§ Short problem
Write out all the entries word for word and omit any pictures.

§ Records to process
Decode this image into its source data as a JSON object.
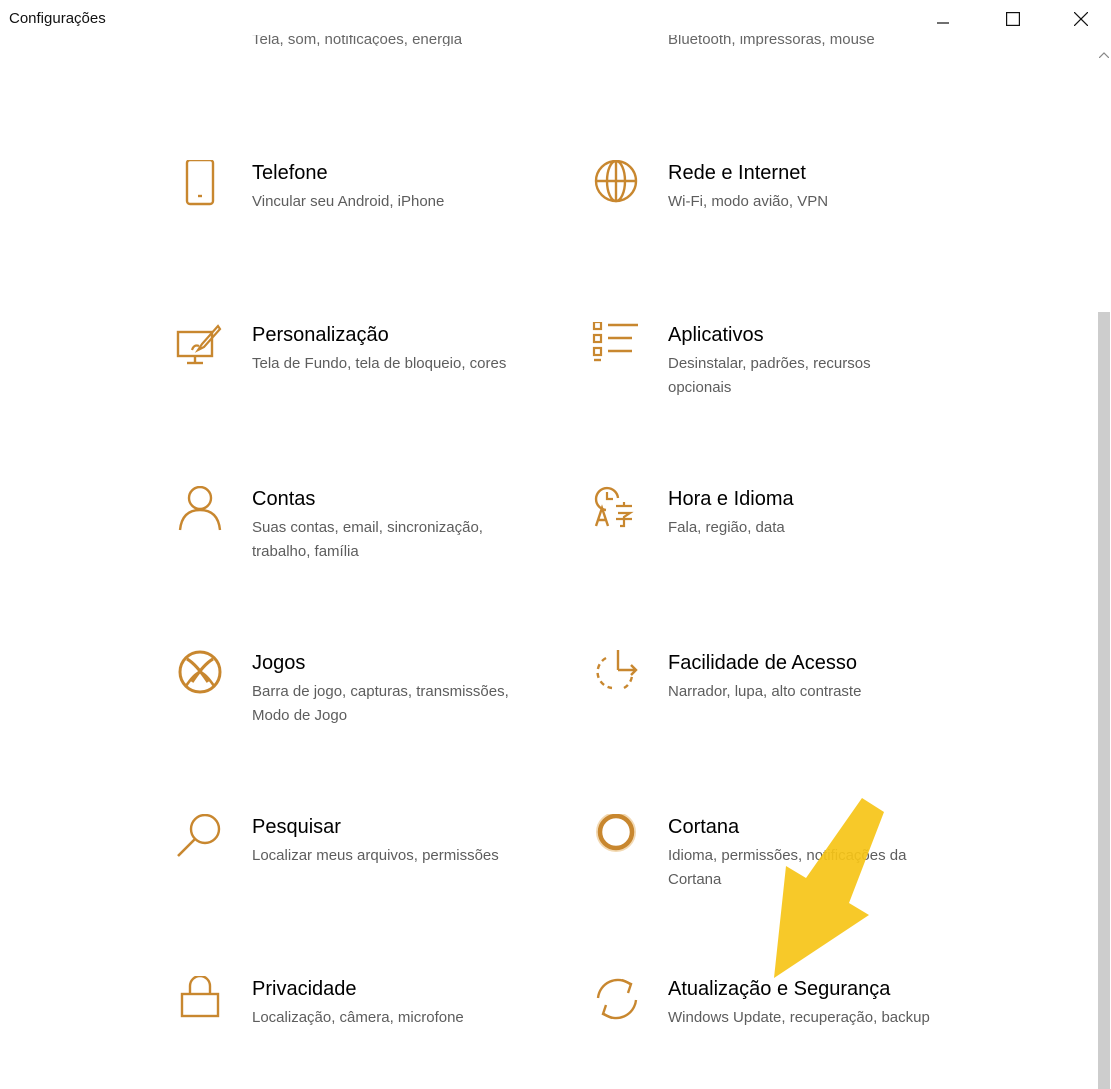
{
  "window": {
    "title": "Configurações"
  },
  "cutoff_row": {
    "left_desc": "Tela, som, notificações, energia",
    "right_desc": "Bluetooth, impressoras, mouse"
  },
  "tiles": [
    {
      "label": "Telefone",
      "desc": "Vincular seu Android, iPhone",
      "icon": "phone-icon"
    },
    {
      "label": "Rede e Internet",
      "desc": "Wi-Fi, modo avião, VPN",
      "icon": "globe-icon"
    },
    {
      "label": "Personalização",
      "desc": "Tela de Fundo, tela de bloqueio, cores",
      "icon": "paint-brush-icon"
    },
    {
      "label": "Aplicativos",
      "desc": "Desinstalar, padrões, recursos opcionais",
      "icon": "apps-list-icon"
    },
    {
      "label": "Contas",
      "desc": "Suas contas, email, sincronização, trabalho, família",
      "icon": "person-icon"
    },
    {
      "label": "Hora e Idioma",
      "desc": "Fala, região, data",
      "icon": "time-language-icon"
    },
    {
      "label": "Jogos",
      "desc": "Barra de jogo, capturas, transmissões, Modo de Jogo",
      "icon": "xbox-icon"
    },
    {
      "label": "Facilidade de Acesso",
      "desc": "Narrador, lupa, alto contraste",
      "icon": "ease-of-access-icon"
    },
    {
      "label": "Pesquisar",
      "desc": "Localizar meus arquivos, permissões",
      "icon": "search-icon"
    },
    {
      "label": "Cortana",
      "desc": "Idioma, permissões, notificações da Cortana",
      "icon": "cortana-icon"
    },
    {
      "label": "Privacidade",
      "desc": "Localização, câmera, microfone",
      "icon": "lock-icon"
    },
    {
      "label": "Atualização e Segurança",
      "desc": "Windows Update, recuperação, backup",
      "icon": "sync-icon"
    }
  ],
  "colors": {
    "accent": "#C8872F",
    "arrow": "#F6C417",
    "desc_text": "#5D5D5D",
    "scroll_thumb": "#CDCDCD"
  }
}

§ Written answer
Decode this image into its source data as a JSON object.
{
  "window": {
    "title": "Configurações"
  },
  "cutoff_row": {
    "left_desc": "Tela, som, notificações, energia",
    "right_desc": "Bluetooth, impressoras, mouse"
  },
  "tiles": [
    {
      "label": "Telefone",
      "desc": "Vincular seu Android, iPhone",
      "icon": "phone-icon"
    },
    {
      "label": "Rede e Internet",
      "desc": "Wi-Fi, modo avião, VPN",
      "icon": "globe-icon"
    },
    {
      "label": "Personalização",
      "desc": "Tela de Fundo, tela de bloqueio, cores",
      "icon": "paint-brush-icon"
    },
    {
      "label": "Aplicativos",
      "desc": "Desinstalar, padrões, recursos opcionais",
      "icon": "apps-list-icon"
    },
    {
      "label": "Contas",
      "desc": "Suas contas, email, sincronização, trabalho, família",
      "icon": "person-icon"
    },
    {
      "label": "Hora e Idioma",
      "desc": "Fala, região, data",
      "icon": "time-language-icon"
    },
    {
      "label": "Jogos",
      "desc": "Barra de jogo, capturas, transmissões, Modo de Jogo",
      "icon": "xbox-icon"
    },
    {
      "label": "Facilidade de Acesso",
      "desc": "Narrador, lupa, alto contraste",
      "icon": "ease-of-access-icon"
    },
    {
      "label": "Pesquisar",
      "desc": "Localizar meus arquivos, permissões",
      "icon": "search-icon"
    },
    {
      "label": "Cortana",
      "desc": "Idioma, permissões, notificações da Cortana",
      "icon": "cortana-icon"
    },
    {
      "label": "Privacidade",
      "desc": "Localização, câmera, microfone",
      "icon": "lock-icon"
    },
    {
      "label": "Atualização e Segurança",
      "desc": "Windows Update, recuperação, backup",
      "icon": "sync-icon"
    }
  ],
  "colors": {
    "accent": "#C8872F",
    "arrow": "#F6C417",
    "desc_text": "#5D5D5D",
    "scroll_thumb": "#CDCDCD"
  }
}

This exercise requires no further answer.